>> Start Information given

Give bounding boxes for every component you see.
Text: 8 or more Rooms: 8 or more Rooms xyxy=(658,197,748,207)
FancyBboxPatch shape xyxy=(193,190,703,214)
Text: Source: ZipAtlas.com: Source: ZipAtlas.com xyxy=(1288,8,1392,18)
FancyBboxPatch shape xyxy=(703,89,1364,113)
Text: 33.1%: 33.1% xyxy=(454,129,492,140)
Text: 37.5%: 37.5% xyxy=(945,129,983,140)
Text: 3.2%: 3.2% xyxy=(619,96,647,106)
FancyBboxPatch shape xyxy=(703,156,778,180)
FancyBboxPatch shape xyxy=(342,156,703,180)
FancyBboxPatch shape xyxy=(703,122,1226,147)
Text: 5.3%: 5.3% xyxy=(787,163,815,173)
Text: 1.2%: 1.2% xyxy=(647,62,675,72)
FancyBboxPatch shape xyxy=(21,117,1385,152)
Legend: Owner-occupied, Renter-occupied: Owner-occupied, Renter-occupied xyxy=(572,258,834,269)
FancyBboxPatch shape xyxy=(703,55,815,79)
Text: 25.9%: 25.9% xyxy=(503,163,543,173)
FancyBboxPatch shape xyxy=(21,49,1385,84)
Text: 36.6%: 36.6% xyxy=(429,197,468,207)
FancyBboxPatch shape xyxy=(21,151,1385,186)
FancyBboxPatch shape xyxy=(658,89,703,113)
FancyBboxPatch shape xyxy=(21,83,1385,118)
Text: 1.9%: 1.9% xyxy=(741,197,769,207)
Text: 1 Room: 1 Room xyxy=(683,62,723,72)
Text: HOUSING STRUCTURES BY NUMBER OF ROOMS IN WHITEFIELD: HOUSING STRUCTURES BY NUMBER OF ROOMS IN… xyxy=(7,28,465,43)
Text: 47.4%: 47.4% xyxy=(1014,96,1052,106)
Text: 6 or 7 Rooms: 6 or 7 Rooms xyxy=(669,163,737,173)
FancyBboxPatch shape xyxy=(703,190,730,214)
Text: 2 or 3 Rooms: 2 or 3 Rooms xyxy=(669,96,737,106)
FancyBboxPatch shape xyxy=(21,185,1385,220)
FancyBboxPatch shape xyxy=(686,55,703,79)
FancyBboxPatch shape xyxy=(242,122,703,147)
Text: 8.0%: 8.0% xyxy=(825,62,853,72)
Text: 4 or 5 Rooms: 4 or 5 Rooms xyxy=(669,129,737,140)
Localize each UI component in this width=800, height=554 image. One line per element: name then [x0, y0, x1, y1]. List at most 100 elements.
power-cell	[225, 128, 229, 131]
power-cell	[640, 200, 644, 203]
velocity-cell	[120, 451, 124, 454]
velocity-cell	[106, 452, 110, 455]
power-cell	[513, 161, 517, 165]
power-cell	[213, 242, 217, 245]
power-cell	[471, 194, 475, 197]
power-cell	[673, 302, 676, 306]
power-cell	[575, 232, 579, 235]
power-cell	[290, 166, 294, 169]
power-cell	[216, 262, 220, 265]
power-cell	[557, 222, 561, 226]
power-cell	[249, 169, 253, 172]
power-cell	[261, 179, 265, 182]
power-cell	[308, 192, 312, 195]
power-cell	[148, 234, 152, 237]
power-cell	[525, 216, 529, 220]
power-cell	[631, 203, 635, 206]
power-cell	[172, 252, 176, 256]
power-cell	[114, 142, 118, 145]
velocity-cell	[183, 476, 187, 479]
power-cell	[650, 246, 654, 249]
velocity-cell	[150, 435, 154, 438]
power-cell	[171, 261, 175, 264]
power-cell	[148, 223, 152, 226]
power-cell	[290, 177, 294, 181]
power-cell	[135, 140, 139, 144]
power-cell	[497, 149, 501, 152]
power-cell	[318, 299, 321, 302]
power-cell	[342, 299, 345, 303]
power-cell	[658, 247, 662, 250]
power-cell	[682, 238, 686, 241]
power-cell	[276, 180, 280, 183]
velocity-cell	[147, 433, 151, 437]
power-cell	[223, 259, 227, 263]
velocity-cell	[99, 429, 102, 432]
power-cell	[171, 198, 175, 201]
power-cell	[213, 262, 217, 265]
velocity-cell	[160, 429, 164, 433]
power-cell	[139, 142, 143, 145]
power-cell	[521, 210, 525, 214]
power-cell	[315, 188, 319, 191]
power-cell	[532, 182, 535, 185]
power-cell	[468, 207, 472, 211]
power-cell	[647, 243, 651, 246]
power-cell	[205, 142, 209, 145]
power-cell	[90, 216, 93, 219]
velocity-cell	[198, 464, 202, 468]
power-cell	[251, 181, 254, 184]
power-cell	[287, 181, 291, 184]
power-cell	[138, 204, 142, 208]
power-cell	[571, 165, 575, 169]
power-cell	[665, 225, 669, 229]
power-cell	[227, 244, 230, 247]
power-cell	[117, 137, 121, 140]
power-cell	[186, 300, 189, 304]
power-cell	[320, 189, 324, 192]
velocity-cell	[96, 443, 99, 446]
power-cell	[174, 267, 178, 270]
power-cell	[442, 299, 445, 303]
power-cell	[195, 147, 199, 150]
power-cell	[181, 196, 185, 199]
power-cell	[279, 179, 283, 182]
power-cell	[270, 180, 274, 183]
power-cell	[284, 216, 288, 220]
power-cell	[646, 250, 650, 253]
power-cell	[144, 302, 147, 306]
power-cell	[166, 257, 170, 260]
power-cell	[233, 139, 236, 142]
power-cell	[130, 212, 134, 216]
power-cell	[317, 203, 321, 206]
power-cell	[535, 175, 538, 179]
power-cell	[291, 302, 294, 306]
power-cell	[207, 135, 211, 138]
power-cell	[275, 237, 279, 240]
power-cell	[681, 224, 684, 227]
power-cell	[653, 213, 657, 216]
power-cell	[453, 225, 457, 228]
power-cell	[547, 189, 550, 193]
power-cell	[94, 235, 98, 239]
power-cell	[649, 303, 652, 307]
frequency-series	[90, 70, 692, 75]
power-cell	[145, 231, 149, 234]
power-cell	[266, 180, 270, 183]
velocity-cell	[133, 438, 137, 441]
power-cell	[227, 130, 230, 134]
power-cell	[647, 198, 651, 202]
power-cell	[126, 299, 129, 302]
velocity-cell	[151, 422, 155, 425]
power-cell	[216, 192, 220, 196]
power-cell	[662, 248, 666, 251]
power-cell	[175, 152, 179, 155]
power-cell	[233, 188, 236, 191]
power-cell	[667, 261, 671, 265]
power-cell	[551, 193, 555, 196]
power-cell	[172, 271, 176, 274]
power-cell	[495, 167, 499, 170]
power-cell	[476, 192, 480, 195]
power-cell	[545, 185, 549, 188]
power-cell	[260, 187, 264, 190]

>> End Information given

• Request: Can you pull out the entries from their first line through the line containing "Text: 8.0%: 8.0% xyxy=(825,62,853,72)", reproducing every line unchanged?

• Answer for this exercise:
Give bounding boxes for every component you see.
Text: 8 or more Rooms: 8 or more Rooms xyxy=(658,197,748,207)
FancyBboxPatch shape xyxy=(193,190,703,214)
Text: Source: ZipAtlas.com: Source: ZipAtlas.com xyxy=(1288,8,1392,18)
FancyBboxPatch shape xyxy=(703,89,1364,113)
Text: 33.1%: 33.1% xyxy=(454,129,492,140)
Text: 37.5%: 37.5% xyxy=(945,129,983,140)
Text: 3.2%: 3.2% xyxy=(619,96,647,106)
FancyBboxPatch shape xyxy=(703,156,778,180)
FancyBboxPatch shape xyxy=(342,156,703,180)
FancyBboxPatch shape xyxy=(703,122,1226,147)
Text: 5.3%: 5.3% xyxy=(787,163,815,173)
Text: 1.2%: 1.2% xyxy=(647,62,675,72)
FancyBboxPatch shape xyxy=(21,117,1385,152)
Legend: Owner-occupied, Renter-occupied: Owner-occupied, Renter-occupied xyxy=(572,258,834,269)
FancyBboxPatch shape xyxy=(703,55,815,79)
Text: 25.9%: 25.9% xyxy=(503,163,543,173)
FancyBboxPatch shape xyxy=(21,49,1385,84)
Text: 36.6%: 36.6% xyxy=(429,197,468,207)
FancyBboxPatch shape xyxy=(21,151,1385,186)
FancyBboxPatch shape xyxy=(658,89,703,113)
FancyBboxPatch shape xyxy=(21,83,1385,118)
Text: 1.9%: 1.9% xyxy=(741,197,769,207)
Text: 1 Room: 1 Room xyxy=(683,62,723,72)
Text: HOUSING STRUCTURES BY NUMBER OF ROOMS IN WHITEFIELD: HOUSING STRUCTURES BY NUMBER OF ROOMS IN… xyxy=(7,28,465,43)
Text: 47.4%: 47.4% xyxy=(1014,96,1052,106)
Text: 6 or 7 Rooms: 6 or 7 Rooms xyxy=(669,163,737,173)
FancyBboxPatch shape xyxy=(703,190,730,214)
Text: 2 or 3 Rooms: 2 or 3 Rooms xyxy=(669,96,737,106)
FancyBboxPatch shape xyxy=(21,185,1385,220)
FancyBboxPatch shape xyxy=(686,55,703,79)
FancyBboxPatch shape xyxy=(242,122,703,147)
Text: 8.0%: 8.0% xyxy=(825,62,853,72)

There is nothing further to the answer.